+++ Records for processing +++
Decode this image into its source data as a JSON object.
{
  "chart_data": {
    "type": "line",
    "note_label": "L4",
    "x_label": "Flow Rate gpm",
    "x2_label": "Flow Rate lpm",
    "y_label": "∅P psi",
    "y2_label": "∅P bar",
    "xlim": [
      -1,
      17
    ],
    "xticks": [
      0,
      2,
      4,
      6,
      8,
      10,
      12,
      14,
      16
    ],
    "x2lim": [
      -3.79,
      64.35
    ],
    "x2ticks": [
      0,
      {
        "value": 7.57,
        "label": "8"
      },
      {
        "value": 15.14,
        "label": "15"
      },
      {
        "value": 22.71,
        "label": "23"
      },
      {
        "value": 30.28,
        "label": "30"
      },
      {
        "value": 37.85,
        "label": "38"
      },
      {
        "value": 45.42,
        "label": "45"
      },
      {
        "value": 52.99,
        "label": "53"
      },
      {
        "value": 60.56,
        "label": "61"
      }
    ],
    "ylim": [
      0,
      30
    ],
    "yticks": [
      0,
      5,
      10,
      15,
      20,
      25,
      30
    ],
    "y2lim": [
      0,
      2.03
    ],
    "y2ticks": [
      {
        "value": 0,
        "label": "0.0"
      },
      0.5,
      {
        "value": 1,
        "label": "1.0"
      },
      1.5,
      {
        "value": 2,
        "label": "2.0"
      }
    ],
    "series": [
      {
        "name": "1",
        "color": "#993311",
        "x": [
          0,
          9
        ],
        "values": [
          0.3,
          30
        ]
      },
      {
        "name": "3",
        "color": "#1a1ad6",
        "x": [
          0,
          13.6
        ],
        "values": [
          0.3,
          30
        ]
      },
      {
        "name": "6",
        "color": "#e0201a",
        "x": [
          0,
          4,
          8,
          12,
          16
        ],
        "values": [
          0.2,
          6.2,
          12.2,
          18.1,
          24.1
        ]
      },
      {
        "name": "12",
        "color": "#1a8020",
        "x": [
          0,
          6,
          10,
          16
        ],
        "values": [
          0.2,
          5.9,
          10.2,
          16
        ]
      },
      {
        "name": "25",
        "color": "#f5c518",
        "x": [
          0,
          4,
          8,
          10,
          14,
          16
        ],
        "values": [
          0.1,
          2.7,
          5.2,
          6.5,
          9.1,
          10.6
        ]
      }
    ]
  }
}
+++
• **Exercise instructions**
Write the entries again, exactly as they stand.

• **Complete response**
Decode this image into its source data as a JSON object.
{
  "chart_data": {
    "type": "line",
    "note_label": "L4",
    "x_label": "Flow Rate gpm",
    "x2_label": "Flow Rate lpm",
    "y_label": "∅P psi",
    "y2_label": "∅P bar",
    "xlim": [
      -1,
      17
    ],
    "xticks": [
      0,
      2,
      4,
      6,
      8,
      10,
      12,
      14,
      16
    ],
    "x2lim": [
      -3.79,
      64.35
    ],
    "x2ticks": [
      0,
      {
        "value": 7.57,
        "label": "8"
      },
      {
        "value": 15.14,
        "label": "15"
      },
      {
        "value": 22.71,
        "label": "23"
      },
      {
        "value": 30.28,
        "label": "30"
      },
      {
        "value": 37.85,
        "label": "38"
      },
      {
        "value": 45.42,
        "label": "45"
      },
      {
        "value": 52.99,
        "label": "53"
      },
      {
        "value": 60.56,
        "label": "61"
      }
    ],
    "ylim": [
      0,
      30
    ],
    "yticks": [
      0,
      5,
      10,
      15,
      20,
      25,
      30
    ],
    "y2lim": [
      0,
      2.03
    ],
    "y2ticks": [
      {
        "value": 0,
        "label": "0.0"
      },
      0.5,
      {
        "value": 1,
        "label": "1.0"
      },
      1.5,
      {
        "value": 2,
        "label": "2.0"
      }
    ],
    "series": [
      {
        "name": "1",
        "color": "#993311",
        "x": [
          0,
          9
        ],
        "values": [
          0.3,
          30
        ]
      },
      {
        "name": "3",
        "color": "#1a1ad6",
        "x": [
          0,
          13.6
        ],
        "values": [
          0.3,
          30
        ]
      },
      {
        "name": "6",
        "color": "#e0201a",
        "x": [
          0,
          4,
          8,
          12,
          16
        ],
        "values": [
          0.2,
          6.2,
          12.2,
          18.1,
          24.1
        ]
      },
      {
        "name": "12",
        "color": "#1a8020",
        "x": [
          0,
          6,
          10,
          16
        ],
        "values": [
          0.2,
          5.9,
          10.2,
          16
        ]
      },
      {
        "name": "25",
        "color": "#f5c518",
        "x": [
          0,
          4,
          8,
          10,
          14,
          16
        ],
        "values": [
          0.1,
          2.7,
          5.2,
          6.5,
          9.1,
          10.6
        ]
      }
    ]
  }
}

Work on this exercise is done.